**Supplied entries:**

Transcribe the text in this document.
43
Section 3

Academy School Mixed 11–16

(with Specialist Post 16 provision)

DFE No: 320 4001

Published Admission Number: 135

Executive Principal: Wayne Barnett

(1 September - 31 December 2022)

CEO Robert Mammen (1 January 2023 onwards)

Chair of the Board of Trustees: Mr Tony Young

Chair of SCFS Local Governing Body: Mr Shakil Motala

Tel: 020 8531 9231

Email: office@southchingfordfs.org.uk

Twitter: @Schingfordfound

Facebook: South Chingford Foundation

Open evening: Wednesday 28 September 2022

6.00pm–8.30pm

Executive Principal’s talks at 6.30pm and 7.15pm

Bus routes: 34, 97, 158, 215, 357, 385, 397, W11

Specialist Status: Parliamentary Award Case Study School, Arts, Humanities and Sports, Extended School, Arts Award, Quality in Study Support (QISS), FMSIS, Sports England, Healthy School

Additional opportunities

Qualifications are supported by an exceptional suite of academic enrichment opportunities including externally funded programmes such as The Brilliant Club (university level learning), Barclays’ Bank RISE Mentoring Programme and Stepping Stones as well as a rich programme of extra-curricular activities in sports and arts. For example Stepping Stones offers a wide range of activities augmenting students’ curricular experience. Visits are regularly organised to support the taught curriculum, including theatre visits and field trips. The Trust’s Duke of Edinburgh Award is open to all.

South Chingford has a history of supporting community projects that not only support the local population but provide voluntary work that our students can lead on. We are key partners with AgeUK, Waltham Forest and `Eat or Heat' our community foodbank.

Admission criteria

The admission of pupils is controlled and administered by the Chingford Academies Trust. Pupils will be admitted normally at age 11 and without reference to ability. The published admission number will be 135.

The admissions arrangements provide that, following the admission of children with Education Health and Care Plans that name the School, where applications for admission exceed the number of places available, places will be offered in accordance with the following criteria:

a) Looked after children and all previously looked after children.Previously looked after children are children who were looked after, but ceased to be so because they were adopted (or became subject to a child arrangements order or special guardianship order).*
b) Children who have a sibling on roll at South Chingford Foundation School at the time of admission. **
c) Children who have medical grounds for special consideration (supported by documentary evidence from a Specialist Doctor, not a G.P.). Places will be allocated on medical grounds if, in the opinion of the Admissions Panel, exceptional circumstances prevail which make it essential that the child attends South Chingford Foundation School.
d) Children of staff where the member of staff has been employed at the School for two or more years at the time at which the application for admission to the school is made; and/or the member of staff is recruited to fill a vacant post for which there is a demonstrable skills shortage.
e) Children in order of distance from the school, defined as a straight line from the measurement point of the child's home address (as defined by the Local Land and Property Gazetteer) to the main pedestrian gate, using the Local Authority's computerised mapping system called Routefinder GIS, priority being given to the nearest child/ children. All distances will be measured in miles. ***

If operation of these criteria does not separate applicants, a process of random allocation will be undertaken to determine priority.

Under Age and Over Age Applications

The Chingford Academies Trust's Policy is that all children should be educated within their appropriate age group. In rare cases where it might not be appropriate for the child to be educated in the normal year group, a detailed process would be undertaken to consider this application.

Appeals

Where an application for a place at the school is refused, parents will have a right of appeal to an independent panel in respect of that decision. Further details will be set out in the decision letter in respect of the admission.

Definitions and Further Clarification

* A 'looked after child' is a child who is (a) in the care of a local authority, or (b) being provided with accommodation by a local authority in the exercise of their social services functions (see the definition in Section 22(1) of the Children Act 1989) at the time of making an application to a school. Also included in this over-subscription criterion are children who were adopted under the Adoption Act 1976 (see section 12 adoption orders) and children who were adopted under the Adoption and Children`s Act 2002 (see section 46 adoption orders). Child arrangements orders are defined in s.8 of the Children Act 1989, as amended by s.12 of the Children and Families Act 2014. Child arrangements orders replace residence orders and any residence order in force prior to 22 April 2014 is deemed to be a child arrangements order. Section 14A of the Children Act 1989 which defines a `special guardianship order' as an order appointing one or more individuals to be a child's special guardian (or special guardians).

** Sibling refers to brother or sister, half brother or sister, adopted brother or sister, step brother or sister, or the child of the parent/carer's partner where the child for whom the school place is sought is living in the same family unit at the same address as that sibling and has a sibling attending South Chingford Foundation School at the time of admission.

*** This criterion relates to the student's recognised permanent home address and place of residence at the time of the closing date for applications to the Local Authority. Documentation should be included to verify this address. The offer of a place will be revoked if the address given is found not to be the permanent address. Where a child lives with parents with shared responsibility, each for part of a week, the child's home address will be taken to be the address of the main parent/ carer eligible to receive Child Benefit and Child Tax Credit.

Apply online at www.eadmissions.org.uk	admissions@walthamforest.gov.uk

**Exercise description:** Give only the number of lines in the entries above that contain the string "exceptional".

**Answer to the problem:** 2